▶ [Given task 1]:
In the text on finite morphisms, rewrite the passage starting with "Chapter 36: More" and going on through "type and has finite fibres.", substituting "closed" for "universally closed".

▶ [Text extract]:

Chapter 36: More on Morphisms > Section 36.38: Zariski's Main Theorem

Lemma 36.38.4. Let $f : X \to S$ be a morphism of schemes. The following are equivalent:

  1. $f$ is finite,
  2. $f$ is proper with finite fibres,
  3. $f$ is proper and locally quasi-finite,
  4. $f$ is universally closed, separated, locally of finite type and has finite fibres.

Proof. We have (1) implies (2) by Morphisms, Lemmas 28.42.10, 28.19.10, and 28.42.9. We have (2) implies (3) by Morphisms, Lemma 28.19.7. We have (3) implies (4) by the definition of proper morphisms and Morphisms, Lemmas 28.19.9 and 28.19.10.

Assume (3). Pick $s \in S$. By Morphisms, Lemma 28.19.7 we see that all the finitely many points of $X_s$ are isolated in $X_s$. Choose an elementary étale neighbourhood $(U, u) \to (S, s)$ and decomposition $X_U = V \amalg W$ as in Lemma 36.36.6. Note that $W_u = \emptyset$ because all points of $X_s$ are isolated. Since $f$ is universally closed we see that the image of $W$ in $U$ is a closed set not containing $u$. After shrinking $U$ we may assume that $W = \emptyset$. In other words we see that $X_U = V$ is finite over $U$. Since $s \in S$ was arbitrary this means there exists a family $\{U_i \to S\}$ of étale morphisms whose images cover $S$ such that the base changes $X_{U_i} \to U_i$ are finite. Note that $\{U_i \to S\}$ is an étale covering, see Topologies, Definition 33.4.1. Hence it is an fpqc covering, see Topologies, Lemma 33.9.6. Hence we conclude $f$ is finite by Descent, Lemma 34.20.23. $\square$

    The code snippet corresponding to this tag is a part of the file more-morphisms.tex and is located in lines 10861–10872 (see updates for more information).

    \begin{lemma}
    \label{lemma-characterize-finite}
    Let $f : X \to S$ be a morphism of schemes.
    The following are equivalent:
    \begin{enumerate}
    \item $f$ is finite,
    \item $f$ is proper with finite fibres,
    \item $f$ is proper and locally quasi-finite,
    \item $f$ is universally closed, separated, locally of finite type
    and has finite fibres.
    \end{enumerate}
    \end{lemma}
    
    \begin{proof}
    We have (1) implies (2) by
    Morphisms, Lemmas \ref{morphisms-lemma-finite-proper},
    \ref{morphisms-lemma-quasi-finite},
    and \ref{morphisms-lemma-finite-quasi-finite}.

Image element box entries
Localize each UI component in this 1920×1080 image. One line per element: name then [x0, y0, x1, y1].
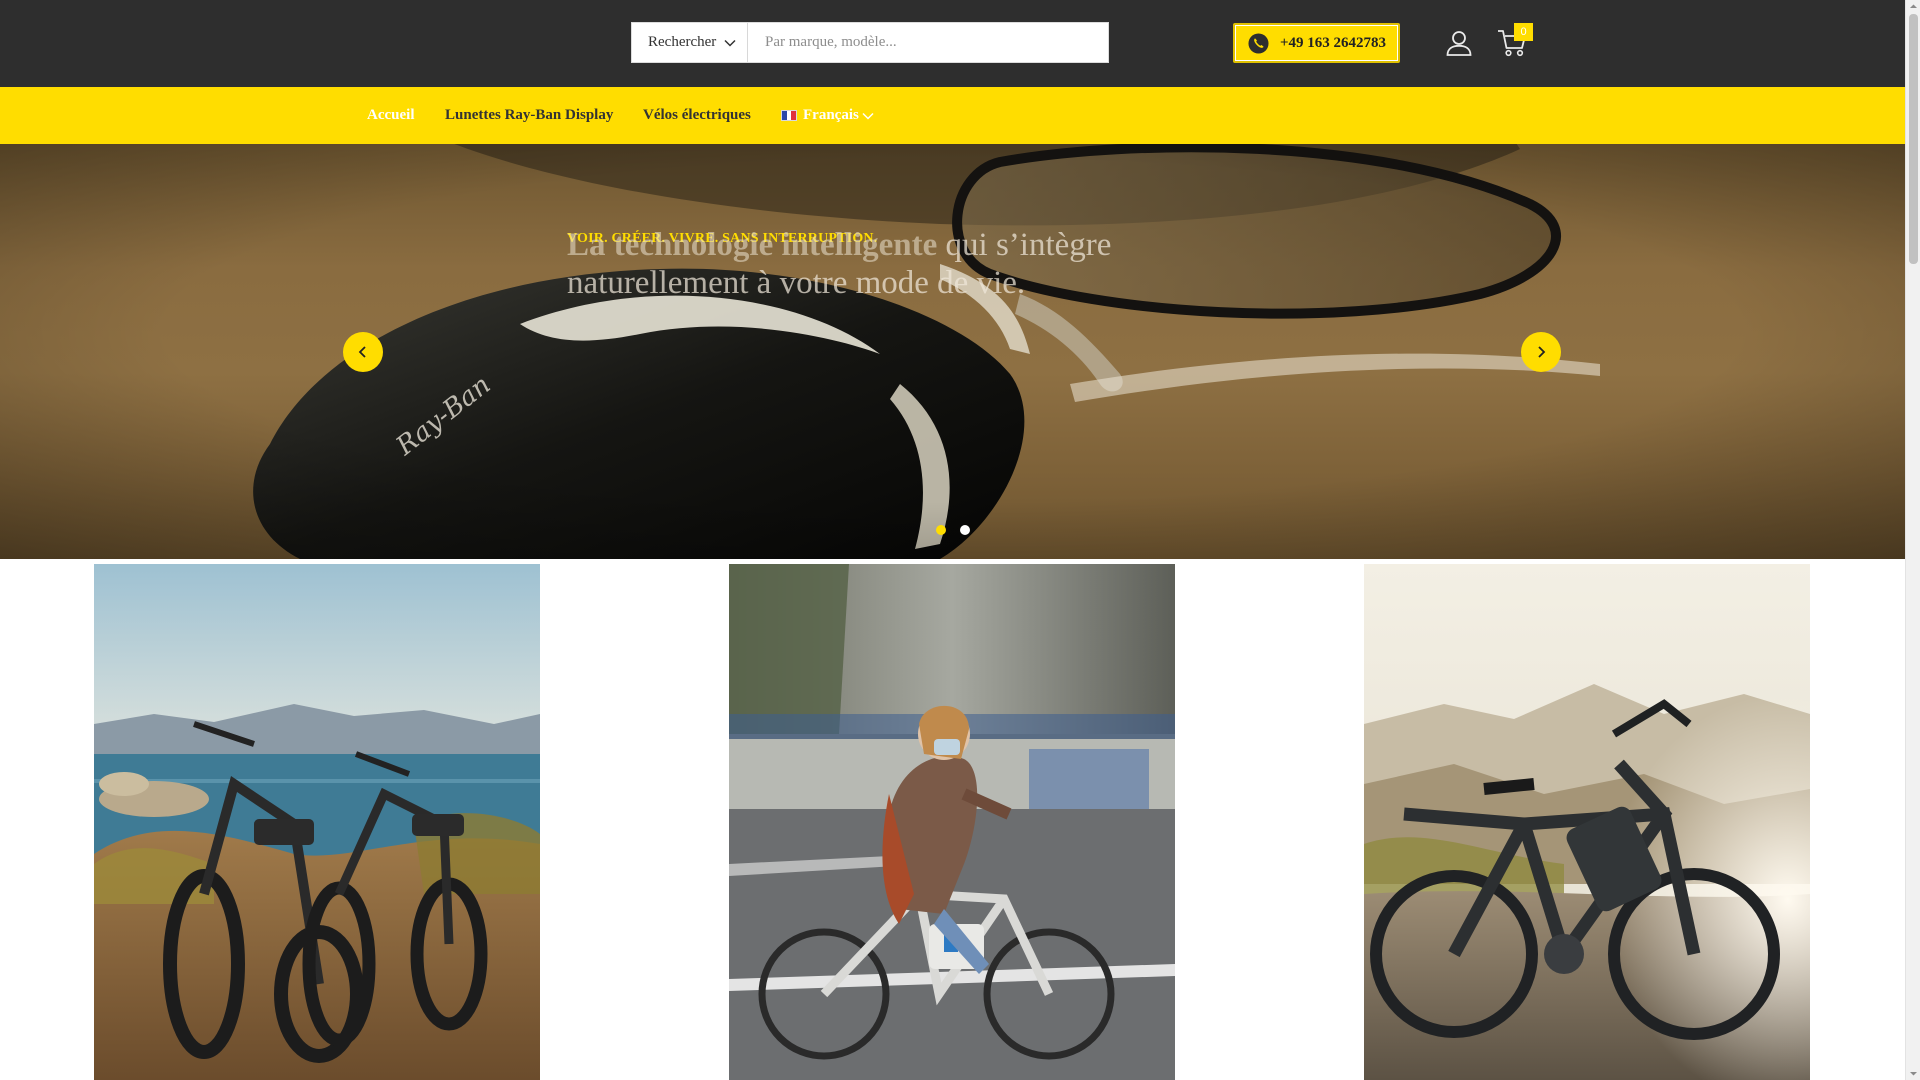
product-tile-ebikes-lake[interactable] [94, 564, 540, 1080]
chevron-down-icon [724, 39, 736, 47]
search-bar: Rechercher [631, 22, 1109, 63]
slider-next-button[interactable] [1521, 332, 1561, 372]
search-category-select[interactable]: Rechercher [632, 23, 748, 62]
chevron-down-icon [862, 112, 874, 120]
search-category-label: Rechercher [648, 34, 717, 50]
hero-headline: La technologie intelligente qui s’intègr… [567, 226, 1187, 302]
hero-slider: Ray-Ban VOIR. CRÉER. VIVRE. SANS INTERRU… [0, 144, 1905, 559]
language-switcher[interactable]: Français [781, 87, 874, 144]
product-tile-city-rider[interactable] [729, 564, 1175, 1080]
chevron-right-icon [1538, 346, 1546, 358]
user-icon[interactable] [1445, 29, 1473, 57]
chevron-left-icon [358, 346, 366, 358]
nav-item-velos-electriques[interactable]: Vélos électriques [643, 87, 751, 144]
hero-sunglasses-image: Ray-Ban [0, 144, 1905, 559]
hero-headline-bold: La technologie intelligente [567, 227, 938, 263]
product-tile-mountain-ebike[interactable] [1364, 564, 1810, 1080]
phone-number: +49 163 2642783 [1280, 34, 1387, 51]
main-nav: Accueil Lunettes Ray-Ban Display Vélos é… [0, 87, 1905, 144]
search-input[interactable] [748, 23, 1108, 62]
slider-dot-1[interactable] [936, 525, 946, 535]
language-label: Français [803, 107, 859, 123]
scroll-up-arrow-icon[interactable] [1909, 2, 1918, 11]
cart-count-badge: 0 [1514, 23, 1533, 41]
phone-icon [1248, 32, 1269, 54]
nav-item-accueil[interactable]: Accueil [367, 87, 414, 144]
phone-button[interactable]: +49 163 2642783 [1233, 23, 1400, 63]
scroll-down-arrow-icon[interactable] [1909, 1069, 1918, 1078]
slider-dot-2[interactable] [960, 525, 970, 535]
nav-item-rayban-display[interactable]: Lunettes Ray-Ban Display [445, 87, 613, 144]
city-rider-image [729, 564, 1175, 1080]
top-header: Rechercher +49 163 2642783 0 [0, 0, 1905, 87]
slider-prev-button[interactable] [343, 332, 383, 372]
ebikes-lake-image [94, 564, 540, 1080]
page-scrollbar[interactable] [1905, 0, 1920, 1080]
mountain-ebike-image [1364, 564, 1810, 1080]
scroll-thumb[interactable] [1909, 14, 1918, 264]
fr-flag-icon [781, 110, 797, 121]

--

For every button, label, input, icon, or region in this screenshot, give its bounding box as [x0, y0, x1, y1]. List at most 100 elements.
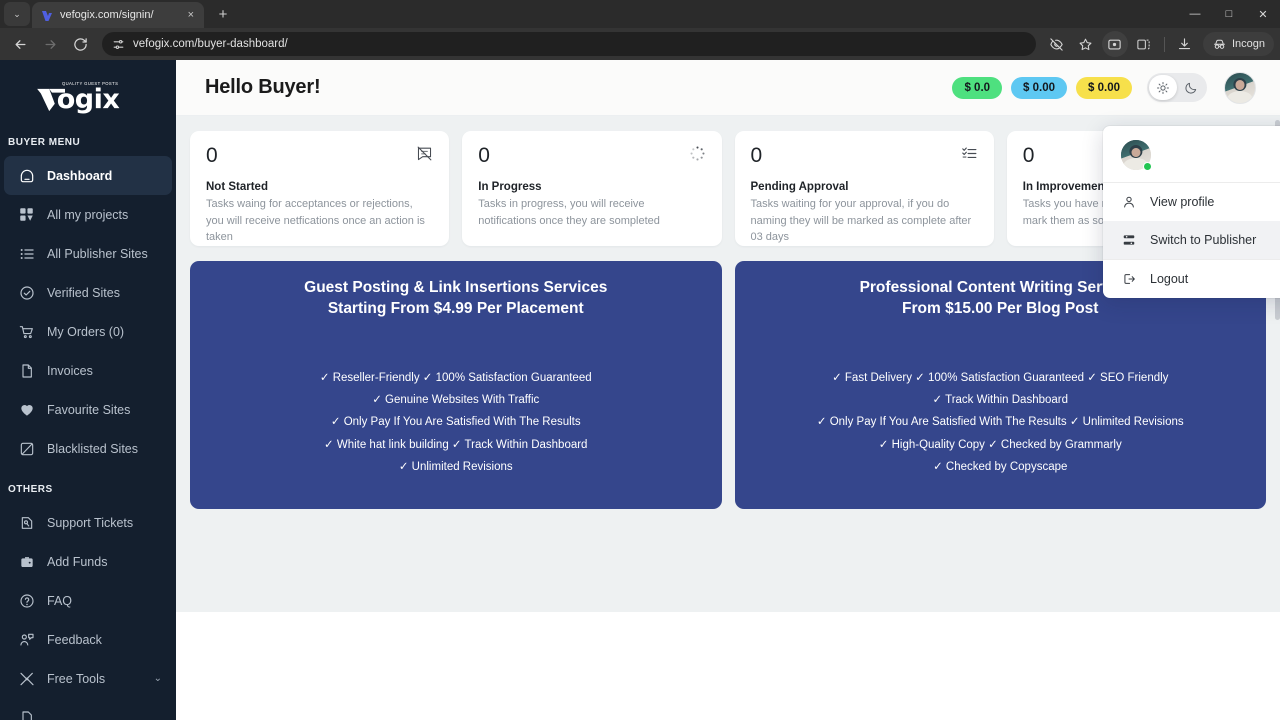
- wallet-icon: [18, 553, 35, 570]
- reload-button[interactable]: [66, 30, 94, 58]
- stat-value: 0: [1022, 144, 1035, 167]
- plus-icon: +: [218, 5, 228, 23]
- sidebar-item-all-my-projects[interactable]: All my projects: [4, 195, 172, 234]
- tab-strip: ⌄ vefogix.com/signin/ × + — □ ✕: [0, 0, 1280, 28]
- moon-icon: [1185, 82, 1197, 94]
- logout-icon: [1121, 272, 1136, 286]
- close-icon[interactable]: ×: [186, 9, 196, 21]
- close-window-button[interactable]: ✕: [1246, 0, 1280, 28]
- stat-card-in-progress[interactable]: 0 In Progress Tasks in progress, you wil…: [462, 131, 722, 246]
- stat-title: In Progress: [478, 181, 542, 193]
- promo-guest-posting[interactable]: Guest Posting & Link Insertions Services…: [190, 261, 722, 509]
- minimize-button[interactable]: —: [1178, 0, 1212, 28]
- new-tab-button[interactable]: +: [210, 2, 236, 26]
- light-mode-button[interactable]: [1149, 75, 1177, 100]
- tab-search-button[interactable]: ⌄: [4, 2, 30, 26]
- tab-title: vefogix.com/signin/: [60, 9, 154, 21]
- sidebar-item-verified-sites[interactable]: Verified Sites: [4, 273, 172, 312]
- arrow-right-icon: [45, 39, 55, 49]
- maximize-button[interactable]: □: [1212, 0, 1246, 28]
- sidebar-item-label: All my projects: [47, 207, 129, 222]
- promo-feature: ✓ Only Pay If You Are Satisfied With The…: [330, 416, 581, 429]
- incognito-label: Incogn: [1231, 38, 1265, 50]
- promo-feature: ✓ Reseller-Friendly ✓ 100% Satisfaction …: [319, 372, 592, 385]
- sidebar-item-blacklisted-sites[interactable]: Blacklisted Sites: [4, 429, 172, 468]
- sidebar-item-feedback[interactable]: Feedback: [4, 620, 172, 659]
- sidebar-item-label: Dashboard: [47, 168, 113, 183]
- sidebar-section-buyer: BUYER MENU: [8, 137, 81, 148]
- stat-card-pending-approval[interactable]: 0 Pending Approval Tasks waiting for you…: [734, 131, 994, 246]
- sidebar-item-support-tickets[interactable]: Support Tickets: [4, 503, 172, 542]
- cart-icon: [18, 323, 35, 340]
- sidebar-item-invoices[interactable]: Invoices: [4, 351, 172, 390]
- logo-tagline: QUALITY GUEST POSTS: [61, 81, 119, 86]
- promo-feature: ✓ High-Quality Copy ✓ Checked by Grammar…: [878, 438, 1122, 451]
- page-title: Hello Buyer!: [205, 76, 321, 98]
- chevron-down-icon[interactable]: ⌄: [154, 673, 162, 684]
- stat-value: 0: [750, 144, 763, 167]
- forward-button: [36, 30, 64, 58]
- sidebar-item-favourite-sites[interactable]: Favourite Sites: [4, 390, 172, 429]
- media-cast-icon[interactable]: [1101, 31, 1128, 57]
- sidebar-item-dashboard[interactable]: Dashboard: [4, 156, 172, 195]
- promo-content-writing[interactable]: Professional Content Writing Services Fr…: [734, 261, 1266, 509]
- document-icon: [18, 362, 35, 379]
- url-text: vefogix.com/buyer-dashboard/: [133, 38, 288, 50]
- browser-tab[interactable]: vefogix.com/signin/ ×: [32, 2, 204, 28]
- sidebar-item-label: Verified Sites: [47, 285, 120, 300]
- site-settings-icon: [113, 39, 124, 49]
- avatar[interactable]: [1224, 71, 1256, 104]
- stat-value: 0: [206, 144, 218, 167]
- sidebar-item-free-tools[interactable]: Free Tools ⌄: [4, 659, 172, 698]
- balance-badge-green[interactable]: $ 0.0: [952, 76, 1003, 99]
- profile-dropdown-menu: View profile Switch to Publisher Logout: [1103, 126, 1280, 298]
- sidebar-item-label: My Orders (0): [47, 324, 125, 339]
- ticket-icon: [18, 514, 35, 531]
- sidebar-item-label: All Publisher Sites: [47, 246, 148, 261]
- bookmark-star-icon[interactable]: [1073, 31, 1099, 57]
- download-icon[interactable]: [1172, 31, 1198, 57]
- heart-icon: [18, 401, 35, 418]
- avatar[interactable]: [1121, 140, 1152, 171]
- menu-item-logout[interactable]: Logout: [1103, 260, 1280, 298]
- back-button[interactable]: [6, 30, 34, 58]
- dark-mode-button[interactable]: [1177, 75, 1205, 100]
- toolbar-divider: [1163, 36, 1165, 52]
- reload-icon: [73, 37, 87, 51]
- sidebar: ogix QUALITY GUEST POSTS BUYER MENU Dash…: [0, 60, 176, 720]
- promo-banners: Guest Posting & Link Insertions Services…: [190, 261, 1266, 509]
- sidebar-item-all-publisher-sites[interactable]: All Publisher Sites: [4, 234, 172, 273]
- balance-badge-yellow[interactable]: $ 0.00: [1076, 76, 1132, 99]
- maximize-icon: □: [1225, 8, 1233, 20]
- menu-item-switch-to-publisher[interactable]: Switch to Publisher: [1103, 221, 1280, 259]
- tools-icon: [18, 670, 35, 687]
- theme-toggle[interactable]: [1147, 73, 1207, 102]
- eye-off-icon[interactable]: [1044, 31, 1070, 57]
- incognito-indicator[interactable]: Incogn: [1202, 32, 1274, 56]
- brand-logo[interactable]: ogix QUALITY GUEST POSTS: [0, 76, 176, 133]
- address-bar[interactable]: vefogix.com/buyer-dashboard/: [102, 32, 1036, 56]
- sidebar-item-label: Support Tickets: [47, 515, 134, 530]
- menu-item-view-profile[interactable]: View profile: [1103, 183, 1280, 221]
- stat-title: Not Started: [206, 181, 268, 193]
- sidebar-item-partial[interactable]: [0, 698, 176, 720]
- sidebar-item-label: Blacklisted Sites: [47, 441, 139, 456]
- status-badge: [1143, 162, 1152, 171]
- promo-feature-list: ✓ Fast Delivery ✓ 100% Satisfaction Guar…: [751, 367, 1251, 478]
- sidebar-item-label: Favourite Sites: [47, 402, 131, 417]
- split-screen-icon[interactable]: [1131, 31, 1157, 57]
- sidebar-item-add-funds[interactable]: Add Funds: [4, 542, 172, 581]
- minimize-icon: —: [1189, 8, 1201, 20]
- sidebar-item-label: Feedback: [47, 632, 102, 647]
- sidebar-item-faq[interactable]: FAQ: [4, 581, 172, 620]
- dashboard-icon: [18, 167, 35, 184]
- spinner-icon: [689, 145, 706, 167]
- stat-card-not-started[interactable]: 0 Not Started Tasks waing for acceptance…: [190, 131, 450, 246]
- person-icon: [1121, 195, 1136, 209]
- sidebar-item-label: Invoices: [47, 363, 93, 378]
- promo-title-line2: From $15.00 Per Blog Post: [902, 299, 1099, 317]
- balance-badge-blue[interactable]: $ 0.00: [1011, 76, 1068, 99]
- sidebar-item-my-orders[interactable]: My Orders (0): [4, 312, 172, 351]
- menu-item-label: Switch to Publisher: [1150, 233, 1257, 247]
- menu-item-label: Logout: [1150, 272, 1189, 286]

▶ [Given task 2]:
Convert the entries starting with the line with "- wallet-icon: [18, 553, 35, 570]" and going on through the line with "- moon-icon: [1185, 82, 1197, 94]" into a Markdown table with the columns Nr and Line, one numbered row per line and no blank lines.

▶ [Written response 1]:
Chapter 36: More on Morphisms > Section 36.38: Zariski's Main Theorem

Lemma 36.38.4. Let $f : X \to S$ be a morphism of schemes. The following are equivalent:

  1. $f$ is finite,
  2. $f$ is proper with finite fibres,
  3. $f$ is proper and locally quasi-finite,
  4. $f$ is closed, separated, locally of finite type and has finite fibres.

▶ [Written response 2]:
| Nr | Line |
|---|---|
| 1 | - wallet-icon: [18, 553, 35, 570] |
| 2 | - reload-button[interactable]: [66, 30, 94, 58] |
| 3 | - stat-value: 0: [1022, 144, 1035, 167] |
| 4 | - plus-icon: +: [218, 5, 228, 23] |
| 5 | - sidebar-item-all-my-projects[interactable]: All my projects: [4, 195, 172, 234] |
| 6 | - tab-strip: ⌄ vefogix.com/signin/ × + — □ ✕: [0, 0, 1280, 28] |
| 7 | - moon-icon: [1185, 82, 1197, 94] |